* Given instruction
Reproduce the records exactly.

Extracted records
....

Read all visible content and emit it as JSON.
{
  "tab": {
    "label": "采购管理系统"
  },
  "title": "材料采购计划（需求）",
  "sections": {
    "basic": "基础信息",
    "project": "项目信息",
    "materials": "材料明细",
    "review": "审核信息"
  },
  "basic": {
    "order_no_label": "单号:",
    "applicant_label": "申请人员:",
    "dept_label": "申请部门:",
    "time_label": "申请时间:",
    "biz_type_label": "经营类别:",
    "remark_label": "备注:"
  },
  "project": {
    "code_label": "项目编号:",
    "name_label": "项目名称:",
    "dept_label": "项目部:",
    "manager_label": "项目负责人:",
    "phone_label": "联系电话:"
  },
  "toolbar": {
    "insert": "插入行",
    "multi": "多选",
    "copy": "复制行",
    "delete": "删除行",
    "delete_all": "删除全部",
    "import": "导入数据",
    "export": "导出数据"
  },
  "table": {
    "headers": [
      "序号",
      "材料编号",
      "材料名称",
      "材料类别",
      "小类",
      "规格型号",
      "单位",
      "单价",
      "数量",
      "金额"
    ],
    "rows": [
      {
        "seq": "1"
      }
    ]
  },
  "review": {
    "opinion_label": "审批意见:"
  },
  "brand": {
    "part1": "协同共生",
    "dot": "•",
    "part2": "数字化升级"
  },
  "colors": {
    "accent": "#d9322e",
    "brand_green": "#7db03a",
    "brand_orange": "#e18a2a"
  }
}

....

* Answer to the task
Read all visible content and emit it as JSON.
{
  "tab": {
    "label": "采购管理系统"
  },
  "title": "材料采购计划（需求）",
  "sections": {
    "basic": "基础信息",
    "project": "项目信息",
    "materials": "材料明细",
    "review": "审核信息"
  },
  "basic": {
    "order_no_label": "单号:",
    "applicant_label": "申请人员:",
    "dept_label": "申请部门:",
    "time_label": "申请时间:",
    "biz_type_label": "经营类别:",
    "remark_label": "备注:"
  },
  "project": {
    "code_label": "项目编号:",
    "name_label": "项目名称:",
    "dept_label": "项目部:",
    "manager_label": "项目负责人:",
    "phone_label": "联系电话:"
  },
  "toolbar": {
    "insert": "插入行",
    "multi": "多选",
    "copy": "复制行",
    "delete": "删除行",
    "delete_all": "删除全部",
    "import": "导入数据",
    "export": "导出数据"
  },
  "table": {
    "headers": [
      "序号",
      "材料编号",
      "材料名称",
      "材料类别",
      "小类",
      "规格型号",
      "单位",
      "单价",
      "数量",
      "金额"
    ],
    "rows": [
      {
        "seq": "1"
      }
    ]
  },
  "review": {
    "opinion_label": "审批意见:"
  },
  "brand": {
    "part1": "协同共生",
    "dot": "•",
    "part2": "数字化升级"
  },
  "colors": {
    "accent": "#d9322e",
    "brand_green": "#7db03a",
    "brand_orange": "#e18a2a"
  }
}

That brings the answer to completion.